■ Extrait du texte ■
::::::

Se protéger du soleil
Pour se défendre, l’épiderme s’épaissit sous les rayons du soleil. Il lui est alors plus ardu d’éliminer les cellules mortes et d’évacuer le sébum à sa surface. Pour compenser, la peau sécrète davantage de sébum... entraînant un nouveau cycle d’éruptions.
Nettoyer ses appareils électroniques et ses taies d’oreiller régulièrement
Même chose pour les draps, chapeaux et serviettes qui, sous la chaleur et l’humidité, collectionnent les bactéries prêtes à se coller à notre peau. On pense souvent au téléphone cellulaire, mais plus rarement au clavier et à la souris d’ordinateur!
Utiliser des produits de beauté adéquats pour son type de peau
Un épiderme desséché augmentera sa production de sébum pour compenser la pénurie de lipides à sa surface; une crème riche rétablira l’équilibre. Mais sur une peau grasse, cette même crème risquerait de bloquer les pores et causer des éruptions.
Se démaquiller avant de se coucher
Les résidus de maquillage et les impuretés accumulées sur le visage tout au long de la journée empêchent non seulement nos soins d’agir pendant la nuit, mais ils menacent également de bloquer les pores et de nourrir les bactéries nocives.
Diversifier son alimentation
La question n’est pas de manger «bien» ou «mal», mais plutôt d’identifier les aliments qui ont un effet sur nos éruptions. «Un régime alimentaire proinflammatoire, soit riche en sucre et en produits laitiers, a été associé à l’acné», affirme Chloe Smith, de SkinCeuticals. Et comme la peau a besoin de nutriments essentiels pour se régénérer (vitamines A, E, C, etc.), on lui offre une variété de fruits, légumes, céréales complètes et poissons riches en bons gras.
Gérer son stress
Plus facile à dire qu’à faire... on le sait! Reste que le stress et le surmenage jouent un rôle dans différents problèmes de santé, comme les pellicules, l’eczéma et l’acné. «La peau et le système nerveux sont étroitement liés, explique le Dr Doumit. Une montée d’angoisse provoque la formation de boutons, dont la présence génère plus de stress, enclenchant un cercle vicieux sans fin.» D’où la nécessité de prendre conscience de cette situation, que ce soit en contrôlant son stress pour réduire l’acné ou en contrôlant l’acné pour réduire son stress.
Savoir quand consulter
Lorsque les éruptions persistent ou qu’on éprouve beaucoup de douleur, on doit appeler du renfort. «Divers traitements oraux, comme les contraceptifs et les antibiotiques, peuvent être prescrits dans les cas plus graves, explique la Dre Thérien. L’acné nodulaire, une forme rare mais sévère, caractérisée par des kystes durs et profonds, nécessite généralement un traitement à l’isotrétinoïne (Accutane), qu’on accompagne parfois d’injections de cortisone intralésionnelle pour accélérer la guérison.»

::::::

Répondez brièvement aux questions suivantes sur l'extrait consacré aux soins de la peau.
(a) Que fait l'épiderme pour se défendre sous les rayons du soleil ?
(b) Quels accessoires informatiques pense-t-on plus rarement à nettoyer ?
(c) Quel traitement l'acné nodulaire nécessite-t-elle généralement ?

::::::

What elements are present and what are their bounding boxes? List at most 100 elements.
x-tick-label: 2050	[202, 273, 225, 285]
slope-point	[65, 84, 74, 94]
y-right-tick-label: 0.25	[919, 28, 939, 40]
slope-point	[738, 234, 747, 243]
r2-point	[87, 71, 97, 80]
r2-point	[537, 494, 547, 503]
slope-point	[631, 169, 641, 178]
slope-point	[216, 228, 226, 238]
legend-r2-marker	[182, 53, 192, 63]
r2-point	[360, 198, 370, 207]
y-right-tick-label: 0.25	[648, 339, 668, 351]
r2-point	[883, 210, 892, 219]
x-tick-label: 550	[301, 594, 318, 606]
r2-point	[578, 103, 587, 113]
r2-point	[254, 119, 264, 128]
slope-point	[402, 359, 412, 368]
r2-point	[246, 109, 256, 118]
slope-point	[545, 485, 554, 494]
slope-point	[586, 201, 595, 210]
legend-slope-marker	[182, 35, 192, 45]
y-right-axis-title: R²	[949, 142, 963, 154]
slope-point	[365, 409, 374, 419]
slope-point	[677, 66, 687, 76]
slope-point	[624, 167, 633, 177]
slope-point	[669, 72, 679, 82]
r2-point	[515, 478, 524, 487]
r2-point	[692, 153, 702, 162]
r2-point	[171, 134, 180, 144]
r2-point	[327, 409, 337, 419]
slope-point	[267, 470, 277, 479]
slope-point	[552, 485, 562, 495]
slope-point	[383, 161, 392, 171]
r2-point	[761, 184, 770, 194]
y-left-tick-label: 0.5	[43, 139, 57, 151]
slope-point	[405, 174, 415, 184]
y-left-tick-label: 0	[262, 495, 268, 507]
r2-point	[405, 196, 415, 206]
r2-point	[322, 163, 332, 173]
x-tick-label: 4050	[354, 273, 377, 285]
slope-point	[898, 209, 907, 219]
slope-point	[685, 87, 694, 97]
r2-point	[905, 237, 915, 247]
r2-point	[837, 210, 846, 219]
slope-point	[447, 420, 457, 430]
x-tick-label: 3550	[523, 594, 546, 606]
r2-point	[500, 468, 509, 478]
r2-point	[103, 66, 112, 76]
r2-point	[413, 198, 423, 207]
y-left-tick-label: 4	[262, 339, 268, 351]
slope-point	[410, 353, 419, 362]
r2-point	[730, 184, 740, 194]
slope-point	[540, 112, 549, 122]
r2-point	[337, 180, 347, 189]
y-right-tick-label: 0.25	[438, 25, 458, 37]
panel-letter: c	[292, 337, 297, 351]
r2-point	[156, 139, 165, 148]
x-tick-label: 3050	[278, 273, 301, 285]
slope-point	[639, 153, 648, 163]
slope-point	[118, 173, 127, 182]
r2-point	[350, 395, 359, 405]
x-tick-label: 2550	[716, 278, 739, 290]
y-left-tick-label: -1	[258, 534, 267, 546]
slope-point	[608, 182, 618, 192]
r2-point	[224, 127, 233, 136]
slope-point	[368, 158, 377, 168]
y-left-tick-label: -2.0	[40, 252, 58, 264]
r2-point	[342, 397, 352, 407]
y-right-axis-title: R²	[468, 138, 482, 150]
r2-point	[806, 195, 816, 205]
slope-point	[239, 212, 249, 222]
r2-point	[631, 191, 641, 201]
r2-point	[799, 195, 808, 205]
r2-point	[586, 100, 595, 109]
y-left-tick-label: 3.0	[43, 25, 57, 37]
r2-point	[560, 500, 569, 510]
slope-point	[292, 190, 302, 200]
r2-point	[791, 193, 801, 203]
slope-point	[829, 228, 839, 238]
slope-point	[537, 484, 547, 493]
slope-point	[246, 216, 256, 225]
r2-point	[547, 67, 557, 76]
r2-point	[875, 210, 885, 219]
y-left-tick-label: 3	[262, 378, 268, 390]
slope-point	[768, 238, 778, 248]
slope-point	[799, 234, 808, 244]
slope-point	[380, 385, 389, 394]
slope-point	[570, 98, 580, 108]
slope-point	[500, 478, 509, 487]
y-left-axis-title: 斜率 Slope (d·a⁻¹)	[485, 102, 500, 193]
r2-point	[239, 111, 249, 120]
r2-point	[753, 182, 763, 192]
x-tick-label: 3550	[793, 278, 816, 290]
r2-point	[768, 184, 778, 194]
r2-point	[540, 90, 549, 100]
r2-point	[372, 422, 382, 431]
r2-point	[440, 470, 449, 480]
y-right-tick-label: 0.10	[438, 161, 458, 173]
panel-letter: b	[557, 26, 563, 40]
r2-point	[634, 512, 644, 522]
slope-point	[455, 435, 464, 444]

::::::

■ Réponse ■
(a) Il s'épaissit.
(b) Le clavier et la souris d'ordinateur.
(c) Un traitement à l'isotrétinoïne (Accutane).